(Testo scelto):
────────────────────

L'intervento e la tragedia: Giada muore poco prima di compiere un anno
Giada muore a un anno dopo un intervento all’esofago: il dolore e il messaggio dei genitori.
SAN GIORGIO IN BOSCO (PD) – Una storia di amore profondo, di coraggio e di dolore che ha toccato un’intera comunità. La piccola Giada, scomparsa a soli un anno di vita, lascia un segno indelebile nel cuore dei suoi genitori e di chiunque abbia conosciuto la sua breve ma intensa esistenza.
Una scelta di amore sin dalla diagnosi
La storia di Giada inizia già con una grande prova. Durante la gravidanza, i genitori avevano ricevuto una diagnosi complessa: la bambina era affetta da Sindrome di Down e presentava una grave malformazione, l’assenza di una parte dell’esofago.
Nonostante tutto, la famiglia ha scelto di portare avanti la gravidanza, sostenuta dai medici degli ospedali di Cittadella e Padova, che avevano prospettato la possibilità di un intervento chirurgico.
Il primo anno tra cure e piccoli traguardi
Giada nasce il 26 marzo 2025, accolta da una famiglia unita e amorevole. I primi mesi sono segnati da un lungo ricovero a Padova, necessario per monitorare le sue condizioni e gestire le difficoltà legate all’alimentazione.
Grazie alle cure e alla nutrizione tramite peg, la piccola riesce progressivamente a stabilizzarsi. Una volta tornata a casa, inizia a vivere la quotidianità circondata dall’affetto della sorellina, dei nonni e di tante persone che le vogliono bene.
L’operazione e il dramma improvviso
Il 13 marzo, Giada entra in sala operatoria a Padova per un intervento complesso all’esofago. L’operazione, durata oltre 14 ore, viene considerata tecnicamente riuscita.
Trasferita in terapia intensiva, nelle ore successive accade però l’imprevedibile: il suo cuore smette di battere. Nonostante i tentativi, non è possibile salvarla.
Dopo giorni di attesa e speranza, il 18 marzo i genitori, accompagnati da personale sanitario, prendono la decisione più difficile: dire addio alla loro bambina.
L’esame autoptico non ha evidenziato anomalie legate all’intervento.
L’ultimo saluto e il messaggio dei genitori
La comunità si stringe attorno alla famiglia per l’ultimo saluto, celebrato nella chiesa parrocchiale di Lobia.
Nel messaggio scritto dai genitori emerge tutta la forza del loro amore:
«Giada, ora sei il nostro angelo che brilla in cielo».
E ancora: «Il nostro abbraccio ti accompagnerà in paradiso a giocare con gli angeli».
Una vita breve ma piena di significato
La storia di Giada è il racconto di una vita breve ma capace di donare immenso amore. Un esempio di come ogni esistenza, indipendentemente dalla sua durata, possa lasciare un segno profondo.
Nel dolore, resta il ricordo di una bambina che, come raccontano mamma e papà, ha saputo riempire ogni giorno di gioia.

────────────────────

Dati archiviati
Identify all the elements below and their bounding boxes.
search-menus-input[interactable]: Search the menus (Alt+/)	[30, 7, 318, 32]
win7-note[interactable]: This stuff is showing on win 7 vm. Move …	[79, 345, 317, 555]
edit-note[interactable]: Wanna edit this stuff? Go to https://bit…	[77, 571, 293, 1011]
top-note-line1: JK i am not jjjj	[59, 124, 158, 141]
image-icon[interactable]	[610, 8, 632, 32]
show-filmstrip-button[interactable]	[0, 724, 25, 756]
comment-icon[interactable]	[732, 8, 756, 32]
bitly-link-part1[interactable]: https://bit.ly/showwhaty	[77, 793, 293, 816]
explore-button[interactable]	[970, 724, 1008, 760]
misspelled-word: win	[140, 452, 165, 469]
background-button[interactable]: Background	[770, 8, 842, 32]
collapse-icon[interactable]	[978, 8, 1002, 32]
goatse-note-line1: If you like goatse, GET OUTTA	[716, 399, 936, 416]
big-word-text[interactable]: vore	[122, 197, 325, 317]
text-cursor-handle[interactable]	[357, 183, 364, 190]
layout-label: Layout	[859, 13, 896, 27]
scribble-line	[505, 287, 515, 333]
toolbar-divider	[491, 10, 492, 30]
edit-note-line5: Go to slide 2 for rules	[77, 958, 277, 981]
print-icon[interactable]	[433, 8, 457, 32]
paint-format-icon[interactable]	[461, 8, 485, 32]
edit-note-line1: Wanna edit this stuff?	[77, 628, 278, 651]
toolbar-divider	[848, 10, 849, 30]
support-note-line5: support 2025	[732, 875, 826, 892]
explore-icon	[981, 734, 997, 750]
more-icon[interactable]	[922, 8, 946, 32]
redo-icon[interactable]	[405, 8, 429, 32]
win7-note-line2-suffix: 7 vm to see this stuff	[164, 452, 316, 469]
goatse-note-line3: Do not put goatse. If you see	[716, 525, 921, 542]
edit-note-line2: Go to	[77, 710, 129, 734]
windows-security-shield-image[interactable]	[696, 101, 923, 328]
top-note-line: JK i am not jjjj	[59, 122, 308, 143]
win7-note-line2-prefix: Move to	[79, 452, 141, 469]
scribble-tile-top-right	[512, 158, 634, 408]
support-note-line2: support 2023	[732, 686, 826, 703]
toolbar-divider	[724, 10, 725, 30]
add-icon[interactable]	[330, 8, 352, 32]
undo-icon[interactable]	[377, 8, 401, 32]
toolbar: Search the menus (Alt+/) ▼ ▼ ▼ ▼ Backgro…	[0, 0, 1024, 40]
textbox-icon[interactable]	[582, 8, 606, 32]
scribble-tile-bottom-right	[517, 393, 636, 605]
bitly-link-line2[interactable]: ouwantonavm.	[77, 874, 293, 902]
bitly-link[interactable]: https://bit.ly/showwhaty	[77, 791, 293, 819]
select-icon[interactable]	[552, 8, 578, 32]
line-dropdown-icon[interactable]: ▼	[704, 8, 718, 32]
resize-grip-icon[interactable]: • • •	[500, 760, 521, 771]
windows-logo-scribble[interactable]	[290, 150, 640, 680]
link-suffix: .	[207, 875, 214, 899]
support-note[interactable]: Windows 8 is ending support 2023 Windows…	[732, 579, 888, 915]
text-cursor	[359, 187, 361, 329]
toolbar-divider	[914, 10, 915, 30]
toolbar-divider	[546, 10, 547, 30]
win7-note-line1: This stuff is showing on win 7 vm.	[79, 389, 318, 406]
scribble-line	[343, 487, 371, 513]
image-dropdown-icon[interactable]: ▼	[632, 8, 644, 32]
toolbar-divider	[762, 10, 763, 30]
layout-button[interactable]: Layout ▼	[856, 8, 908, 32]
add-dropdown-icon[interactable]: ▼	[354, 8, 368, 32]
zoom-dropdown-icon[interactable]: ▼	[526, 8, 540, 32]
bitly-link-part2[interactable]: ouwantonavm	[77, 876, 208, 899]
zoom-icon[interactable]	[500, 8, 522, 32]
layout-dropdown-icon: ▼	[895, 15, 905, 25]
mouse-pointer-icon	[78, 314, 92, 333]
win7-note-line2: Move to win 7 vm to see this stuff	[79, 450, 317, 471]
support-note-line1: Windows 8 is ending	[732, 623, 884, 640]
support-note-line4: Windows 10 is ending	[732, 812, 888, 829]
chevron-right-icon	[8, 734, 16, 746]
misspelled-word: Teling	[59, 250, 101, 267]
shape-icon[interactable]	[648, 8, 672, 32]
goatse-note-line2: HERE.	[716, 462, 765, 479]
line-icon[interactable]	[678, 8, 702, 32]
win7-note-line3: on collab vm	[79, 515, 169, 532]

────────────────────

(Consegna A): Nell'articolo su Giada, quanto è durata l'operazione all'esofago eseguita a Padova?
(Consegna B): Riproduci senza modifiche il passo dell'articolo su Giada che va dalle parole "Grazie alle cure" fino alle parole "le vogliono bene.", incluse.
Le voci riportate non sono necessarie per svolgere il lavoro.

(Risposta scritta A): Oltre 14 ore.

(Risposta scritta B):
Grazie alle cure e alla nutrizione tramite peg, la piccola riesce progressivamente a stabilizzarsi. Una volta tornata a casa, inizia a vivere la quotidianità circondata dall’affetto della sorellina, dei nonni e di tante persone che le vogliono bene.